### WHAT IS EXPECTED
Reproduce the records below exactly as they appear.
• • • •
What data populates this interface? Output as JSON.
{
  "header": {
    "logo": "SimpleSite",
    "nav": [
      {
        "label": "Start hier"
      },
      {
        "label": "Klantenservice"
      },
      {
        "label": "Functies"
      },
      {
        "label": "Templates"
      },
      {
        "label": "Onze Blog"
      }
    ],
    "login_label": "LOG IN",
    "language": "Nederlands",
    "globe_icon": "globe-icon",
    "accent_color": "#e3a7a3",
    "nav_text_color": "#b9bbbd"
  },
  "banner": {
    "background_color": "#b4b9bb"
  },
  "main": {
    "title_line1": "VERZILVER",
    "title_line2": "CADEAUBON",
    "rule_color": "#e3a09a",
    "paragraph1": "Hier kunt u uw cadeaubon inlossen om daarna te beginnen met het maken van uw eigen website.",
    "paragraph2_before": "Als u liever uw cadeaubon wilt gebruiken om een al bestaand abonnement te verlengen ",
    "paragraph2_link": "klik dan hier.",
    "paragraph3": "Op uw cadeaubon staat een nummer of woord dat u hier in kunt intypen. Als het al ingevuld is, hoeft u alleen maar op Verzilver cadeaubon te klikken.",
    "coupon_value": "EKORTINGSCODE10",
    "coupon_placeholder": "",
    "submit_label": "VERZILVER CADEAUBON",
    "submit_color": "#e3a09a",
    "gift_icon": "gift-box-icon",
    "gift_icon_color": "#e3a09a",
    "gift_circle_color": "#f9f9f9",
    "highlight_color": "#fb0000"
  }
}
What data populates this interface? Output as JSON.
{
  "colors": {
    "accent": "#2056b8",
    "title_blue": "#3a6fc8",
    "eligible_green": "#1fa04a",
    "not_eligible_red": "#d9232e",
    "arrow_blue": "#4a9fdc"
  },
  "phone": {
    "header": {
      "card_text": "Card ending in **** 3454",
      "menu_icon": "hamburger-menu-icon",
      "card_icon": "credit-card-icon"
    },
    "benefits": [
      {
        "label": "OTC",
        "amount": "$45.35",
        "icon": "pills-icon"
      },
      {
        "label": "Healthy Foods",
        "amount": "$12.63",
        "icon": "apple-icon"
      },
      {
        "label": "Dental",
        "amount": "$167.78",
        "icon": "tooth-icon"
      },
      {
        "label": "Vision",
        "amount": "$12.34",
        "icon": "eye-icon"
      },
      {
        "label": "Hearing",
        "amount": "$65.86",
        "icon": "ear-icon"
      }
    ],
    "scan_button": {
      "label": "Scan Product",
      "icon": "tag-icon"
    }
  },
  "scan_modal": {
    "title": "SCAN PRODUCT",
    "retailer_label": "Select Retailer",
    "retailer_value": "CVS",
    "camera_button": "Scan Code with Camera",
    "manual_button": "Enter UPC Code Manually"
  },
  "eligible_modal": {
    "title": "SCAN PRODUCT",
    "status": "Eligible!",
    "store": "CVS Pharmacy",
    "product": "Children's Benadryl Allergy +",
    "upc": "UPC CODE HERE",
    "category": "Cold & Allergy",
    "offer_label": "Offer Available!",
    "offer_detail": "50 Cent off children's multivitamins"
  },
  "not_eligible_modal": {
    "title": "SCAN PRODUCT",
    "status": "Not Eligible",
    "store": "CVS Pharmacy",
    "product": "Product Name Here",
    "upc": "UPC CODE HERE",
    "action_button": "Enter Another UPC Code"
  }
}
• • • •
### SOLUTION TO THIS EXERCISE
What data populates this interface? Output as JSON.
{
  "header": {
    "logo": "SimpleSite",
    "nav": [
      {
        "label": "Start hier"
      },
      {
        "label": "Klantenservice"
      },
      {
        "label": "Functies"
      },
      {
        "label": "Templates"
      },
      {
        "label": "Onze Blog"
      }
    ],
    "login_label": "LOG IN",
    "language": "Nederlands",
    "globe_icon": "globe-icon",
    "accent_color": "#e3a7a3",
    "nav_text_color": "#b9bbbd"
  },
  "banner": {
    "background_color": "#b4b9bb"
  },
  "main": {
    "title_line1": "VERZILVER",
    "title_line2": "CADEAUBON",
    "rule_color": "#e3a09a",
    "paragraph1": "Hier kunt u uw cadeaubon inlossen om daarna te beginnen met het maken van uw eigen website.",
    "paragraph2_before": "Als u liever uw cadeaubon wilt gebruiken om een al bestaand abonnement te verlengen ",
    "paragraph2_link": "klik dan hier.",
    "paragraph3": "Op uw cadeaubon staat een nummer of woord dat u hier in kunt intypen. Als het al ingevuld is, hoeft u alleen maar op Verzilver cadeaubon te klikken.",
    "coupon_value": "EKORTINGSCODE10",
    "coupon_placeholder": "",
    "submit_label": "VERZILVER CADEAUBON",
    "submit_color": "#e3a09a",
    "gift_icon": "gift-box-icon",
    "gift_icon_color": "#e3a09a",
    "gift_circle_color": "#f9f9f9",
    "highlight_color": "#fb0000"
  }
}
What data populates this interface? Output as JSON.
{
  "colors": {
    "accent": "#2056b8",
    "title_blue": "#3a6fc8",
    "eligible_green": "#1fa04a",
    "not_eligible_red": "#d9232e",
    "arrow_blue": "#4a9fdc"
  },
  "phone": {
    "header": {
      "card_text": "Card ending in **** 3454",
      "menu_icon": "hamburger-menu-icon",
      "card_icon": "credit-card-icon"
    },
    "benefits": [
      {
        "label": "OTC",
        "amount": "$45.35",
        "icon": "pills-icon"
      },
      {
        "label": "Healthy Foods",
        "amount": "$12.63",
        "icon": "apple-icon"
      },
      {
        "label": "Dental",
        "amount": "$167.78",
        "icon": "tooth-icon"
      },
      {
        "label": "Vision",
        "amount": "$12.34",
        "icon": "eye-icon"
      },
      {
        "label": "Hearing",
        "amount": "$65.86",
        "icon": "ear-icon"
      }
    ],
    "scan_button": {
      "label": "Scan Product",
      "icon": "tag-icon"
    }
  },
  "scan_modal": {
    "title": "SCAN PRODUCT",
    "retailer_label": "Select Retailer",
    "retailer_value": "CVS",
    "camera_button": "Scan Code with Camera",
    "manual_button": "Enter UPC Code Manually"
  },
  "eligible_modal": {
    "title": "SCAN PRODUCT",
    "status": "Eligible!",
    "store": "CVS Pharmacy",
    "product": "Children's Benadryl Allergy +",
    "upc": "UPC CODE HERE",
    "category": "Cold & Allergy",
    "offer_label": "Offer Available!",
    "offer_detail": "50 Cent off children's multivitamins"
  },
  "not_eligible_modal": {
    "title": "SCAN PRODUCT",
    "status": "Not Eligible",
    "store": "CVS Pharmacy",
    "product": "Product Name Here",
    "upc": "UPC CODE HERE",
    "action_button": "Enter Another UPC Code"
  }
}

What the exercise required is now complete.